Extract every line of the material that holds the string "komisie".

=== Data supplied ===

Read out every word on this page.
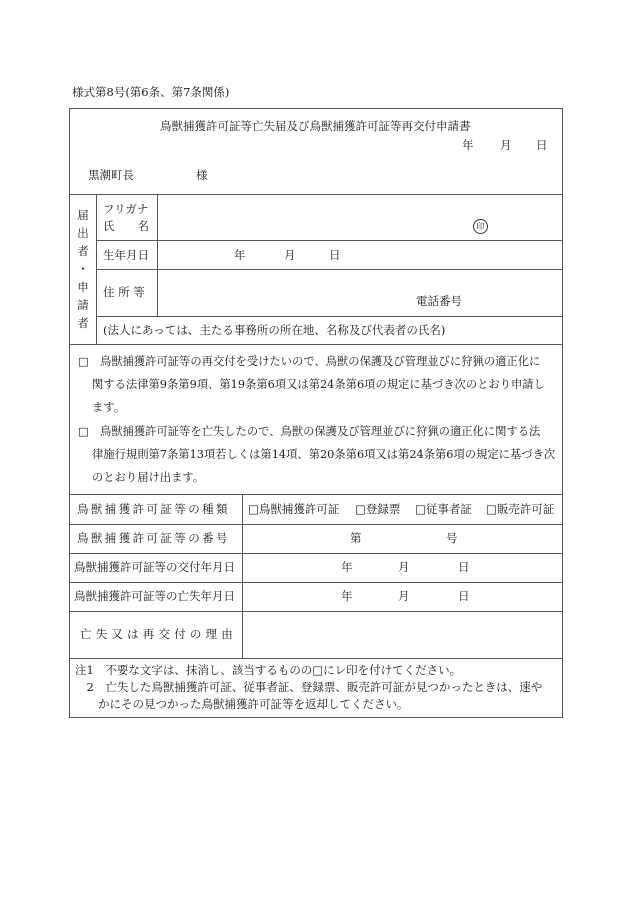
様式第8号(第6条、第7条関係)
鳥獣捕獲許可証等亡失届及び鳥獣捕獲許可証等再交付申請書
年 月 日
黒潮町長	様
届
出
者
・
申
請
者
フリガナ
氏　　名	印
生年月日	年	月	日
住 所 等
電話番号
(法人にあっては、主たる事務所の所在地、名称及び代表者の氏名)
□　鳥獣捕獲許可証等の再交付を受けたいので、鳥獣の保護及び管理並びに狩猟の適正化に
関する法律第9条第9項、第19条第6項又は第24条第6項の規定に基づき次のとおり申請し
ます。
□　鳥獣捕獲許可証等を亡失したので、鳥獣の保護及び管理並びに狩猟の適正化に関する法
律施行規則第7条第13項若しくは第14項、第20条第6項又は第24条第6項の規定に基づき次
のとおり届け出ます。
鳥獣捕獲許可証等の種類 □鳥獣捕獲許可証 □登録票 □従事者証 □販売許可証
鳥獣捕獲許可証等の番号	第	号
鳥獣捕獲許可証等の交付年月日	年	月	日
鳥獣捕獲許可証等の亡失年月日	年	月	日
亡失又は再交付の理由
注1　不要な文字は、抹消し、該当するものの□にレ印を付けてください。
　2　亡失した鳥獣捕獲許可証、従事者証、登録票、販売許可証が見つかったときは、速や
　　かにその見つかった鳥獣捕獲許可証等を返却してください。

===
=== Data supplied ===

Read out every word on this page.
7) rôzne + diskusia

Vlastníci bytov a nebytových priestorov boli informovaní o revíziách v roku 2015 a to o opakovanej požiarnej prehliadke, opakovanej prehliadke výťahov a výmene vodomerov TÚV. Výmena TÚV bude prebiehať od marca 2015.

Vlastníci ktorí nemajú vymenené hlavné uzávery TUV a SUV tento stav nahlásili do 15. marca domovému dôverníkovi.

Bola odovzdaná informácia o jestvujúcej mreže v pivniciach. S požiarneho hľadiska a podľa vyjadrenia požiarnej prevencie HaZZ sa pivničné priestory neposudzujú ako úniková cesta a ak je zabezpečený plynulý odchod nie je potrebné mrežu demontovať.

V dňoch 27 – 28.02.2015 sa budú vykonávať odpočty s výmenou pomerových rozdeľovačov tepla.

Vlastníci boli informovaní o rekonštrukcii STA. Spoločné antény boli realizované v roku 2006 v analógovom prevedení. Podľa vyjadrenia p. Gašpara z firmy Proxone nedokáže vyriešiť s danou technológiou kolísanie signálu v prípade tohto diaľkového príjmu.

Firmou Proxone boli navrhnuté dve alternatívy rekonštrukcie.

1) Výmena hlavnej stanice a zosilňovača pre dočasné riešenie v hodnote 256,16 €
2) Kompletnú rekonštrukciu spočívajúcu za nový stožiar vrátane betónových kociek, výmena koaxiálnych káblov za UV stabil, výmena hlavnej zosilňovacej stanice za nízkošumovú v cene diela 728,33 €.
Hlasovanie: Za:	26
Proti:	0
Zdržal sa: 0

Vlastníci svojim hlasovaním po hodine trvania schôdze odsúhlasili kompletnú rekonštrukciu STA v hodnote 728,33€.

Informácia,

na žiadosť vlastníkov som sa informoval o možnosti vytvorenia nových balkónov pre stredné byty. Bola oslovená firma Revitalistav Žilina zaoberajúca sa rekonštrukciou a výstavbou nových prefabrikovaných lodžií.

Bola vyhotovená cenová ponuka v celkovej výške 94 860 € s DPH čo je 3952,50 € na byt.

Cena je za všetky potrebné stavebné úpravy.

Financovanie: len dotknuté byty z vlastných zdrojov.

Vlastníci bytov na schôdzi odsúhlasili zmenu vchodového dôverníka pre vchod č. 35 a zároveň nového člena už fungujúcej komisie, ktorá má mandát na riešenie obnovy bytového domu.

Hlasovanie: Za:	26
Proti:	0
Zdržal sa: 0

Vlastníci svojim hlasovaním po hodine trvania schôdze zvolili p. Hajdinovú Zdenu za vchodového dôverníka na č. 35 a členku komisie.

===
=== Data supplied ===

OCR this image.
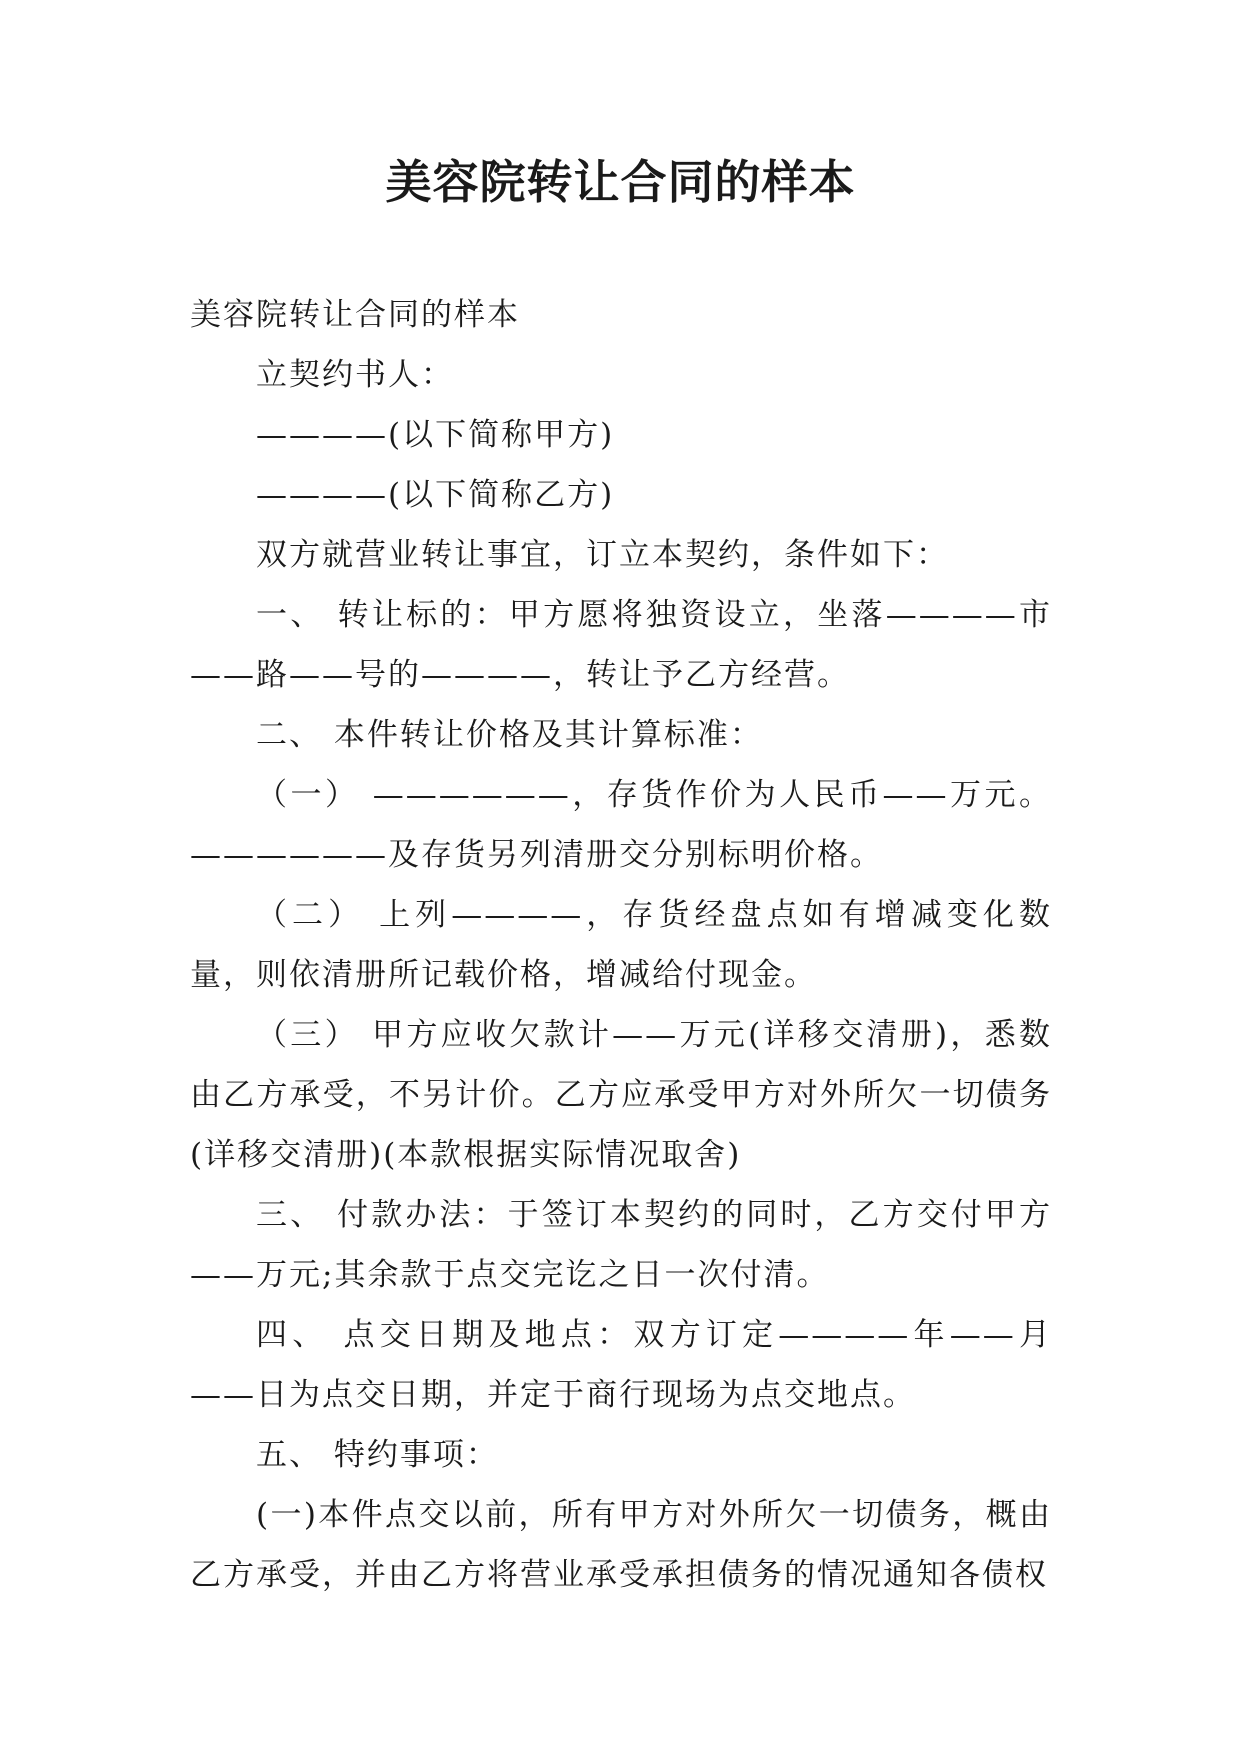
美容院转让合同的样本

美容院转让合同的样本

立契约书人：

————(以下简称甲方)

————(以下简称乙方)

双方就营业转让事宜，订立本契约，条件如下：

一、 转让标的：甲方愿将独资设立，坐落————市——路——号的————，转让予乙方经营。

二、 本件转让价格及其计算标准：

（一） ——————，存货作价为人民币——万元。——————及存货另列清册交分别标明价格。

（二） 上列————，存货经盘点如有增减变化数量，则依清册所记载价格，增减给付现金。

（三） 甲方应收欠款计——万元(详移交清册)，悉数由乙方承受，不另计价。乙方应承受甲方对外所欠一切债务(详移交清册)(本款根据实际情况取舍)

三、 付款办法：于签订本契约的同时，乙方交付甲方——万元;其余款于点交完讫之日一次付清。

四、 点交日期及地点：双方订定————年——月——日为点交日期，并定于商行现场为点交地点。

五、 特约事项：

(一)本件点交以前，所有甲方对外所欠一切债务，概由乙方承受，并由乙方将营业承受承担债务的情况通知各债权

===

The output:
Vlastníci bytov na schôdzi odsúhlasili zmenu vchodového dôverníka pre vchod č. 35 a zároveň nového člena už fungujúcej komisie, ktorá má mandát na riešenie obnovy bytového domu.
Vlastníci svojim hlasovaním po hodine trvania schôdze zvolili p. Hajdinovú Zdenu za vchodového dôverníka na č. 35 a členku komisie.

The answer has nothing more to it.